* EXERCISE BRIEF
Would you return the complete listing below word for word?

* TASK MATERIAL
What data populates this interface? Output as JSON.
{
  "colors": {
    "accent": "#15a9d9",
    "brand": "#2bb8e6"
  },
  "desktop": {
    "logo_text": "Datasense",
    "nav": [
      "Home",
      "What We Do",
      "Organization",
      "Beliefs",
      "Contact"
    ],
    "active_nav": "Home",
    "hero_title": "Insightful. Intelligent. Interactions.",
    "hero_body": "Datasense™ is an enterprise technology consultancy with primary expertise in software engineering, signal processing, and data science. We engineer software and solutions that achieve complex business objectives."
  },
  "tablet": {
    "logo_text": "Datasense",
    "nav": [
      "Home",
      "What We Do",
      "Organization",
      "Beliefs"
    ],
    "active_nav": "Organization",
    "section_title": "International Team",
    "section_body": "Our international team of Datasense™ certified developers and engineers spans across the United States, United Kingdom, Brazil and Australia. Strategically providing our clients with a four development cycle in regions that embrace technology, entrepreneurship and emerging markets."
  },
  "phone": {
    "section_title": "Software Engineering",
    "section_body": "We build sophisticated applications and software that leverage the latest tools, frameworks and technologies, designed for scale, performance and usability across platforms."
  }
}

* TASK RESULT
What data populates this interface? Output as JSON.
{
  "colors": {
    "accent": "#15a9d9",
    "brand": "#2bb8e6"
  },
  "desktop": {
    "logo_text": "Datasense",
    "nav": [
      "Home",
      "What We Do",
      "Organization",
      "Beliefs",
      "Contact"
    ],
    "active_nav": "Home",
    "hero_title": "Insightful. Intelligent. Interactions.",
    "hero_body": "Datasense™ is an enterprise technology consultancy with primary expertise in software engineering, signal processing, and data science. We engineer software and solutions that achieve complex business objectives."
  },
  "tablet": {
    "logo_text": "Datasense",
    "nav": [
      "Home",
      "What We Do",
      "Organization",
      "Beliefs"
    ],
    "active_nav": "Organization",
    "section_title": "International Team",
    "section_body": "Our international team of Datasense™ certified developers and engineers spans across the United States, United Kingdom, Brazil and Australia. Strategically providing our clients with a four development cycle in regions that embrace technology, entrepreneurship and emerging markets."
  },
  "phone": {
    "section_title": "Software Engineering",
    "section_body": "We build sophisticated applications and software that leverage the latest tools, frameworks and technologies, designed for scale, performance and usability across platforms."
  }
}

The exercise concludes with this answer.